[Raw records]
————

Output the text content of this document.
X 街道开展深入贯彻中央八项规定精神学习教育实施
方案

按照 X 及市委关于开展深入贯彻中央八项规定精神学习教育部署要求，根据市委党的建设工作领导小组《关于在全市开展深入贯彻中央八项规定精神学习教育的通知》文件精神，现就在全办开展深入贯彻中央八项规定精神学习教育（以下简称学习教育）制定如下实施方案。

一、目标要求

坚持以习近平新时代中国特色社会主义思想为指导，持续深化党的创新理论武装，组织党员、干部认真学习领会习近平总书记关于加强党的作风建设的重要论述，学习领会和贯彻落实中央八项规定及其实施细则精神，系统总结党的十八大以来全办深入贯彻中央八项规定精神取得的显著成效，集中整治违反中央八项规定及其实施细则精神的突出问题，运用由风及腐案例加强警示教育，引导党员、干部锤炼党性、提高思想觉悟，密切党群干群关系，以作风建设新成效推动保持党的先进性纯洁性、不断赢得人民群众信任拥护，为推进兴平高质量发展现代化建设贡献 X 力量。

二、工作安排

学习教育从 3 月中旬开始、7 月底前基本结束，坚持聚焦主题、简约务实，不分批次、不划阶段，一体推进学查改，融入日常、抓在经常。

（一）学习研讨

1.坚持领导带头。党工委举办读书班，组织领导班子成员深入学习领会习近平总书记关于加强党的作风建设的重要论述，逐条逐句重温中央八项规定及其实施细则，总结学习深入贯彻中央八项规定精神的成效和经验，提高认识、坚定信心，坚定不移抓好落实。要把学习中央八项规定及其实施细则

————

■ TO BE DONE ■
Send back every record, precisely as written.

■ RESPONSE ■
Output the text content of this document.
X 街道开展深入贯彻中央八项规定精神学习教育实施
方案

按照 X 及市委关于开展深入贯彻中央八项规定精神学习教育部署要求，根据市委党的建设工作领导小组《关于在全市开展深入贯彻中央八项规定精神学习教育的通知》文件精神，现就在全办开展深入贯彻中央八项规定精神学习教育（以下简称学习教育）制定如下实施方案。

一、目标要求

坚持以习近平新时代中国特色社会主义思想为指导，持续深化党的创新理论武装，组织党员、干部认真学习领会习近平总书记关于加强党的作风建设的重要论述，学习领会和贯彻落实中央八项规定及其实施细则精神，系统总结党的十八大以来全办深入贯彻中央八项规定精神取得的显著成效，集中整治违反中央八项规定及其实施细则精神的突出问题，运用由风及腐案例加强警示教育，引导党员、干部锤炼党性、提高思想觉悟，密切党群干群关系，以作风建设新成效推动保持党的先进性纯洁性、不断赢得人民群众信任拥护，为推进兴平高质量发展现代化建设贡献 X 力量。

二、工作安排

学习教育从 3 月中旬开始、7 月底前基本结束，坚持聚焦主题、简约务实，不分批次、不划阶段，一体推进学查改，融入日常、抓在经常。

（一）学习研讨

1.坚持领导带头。党工委举办读书班，组织领导班子成员深入学习领会习近平总书记关于加强党的作风建设的重要论述，逐条逐句重温中央八项规定及其实施细则，总结学习深入贯彻中央八项规定精神的成效和经验，提高认识、坚定信心，坚定不移抓好落实。要把学习中央八项规定及其实施细则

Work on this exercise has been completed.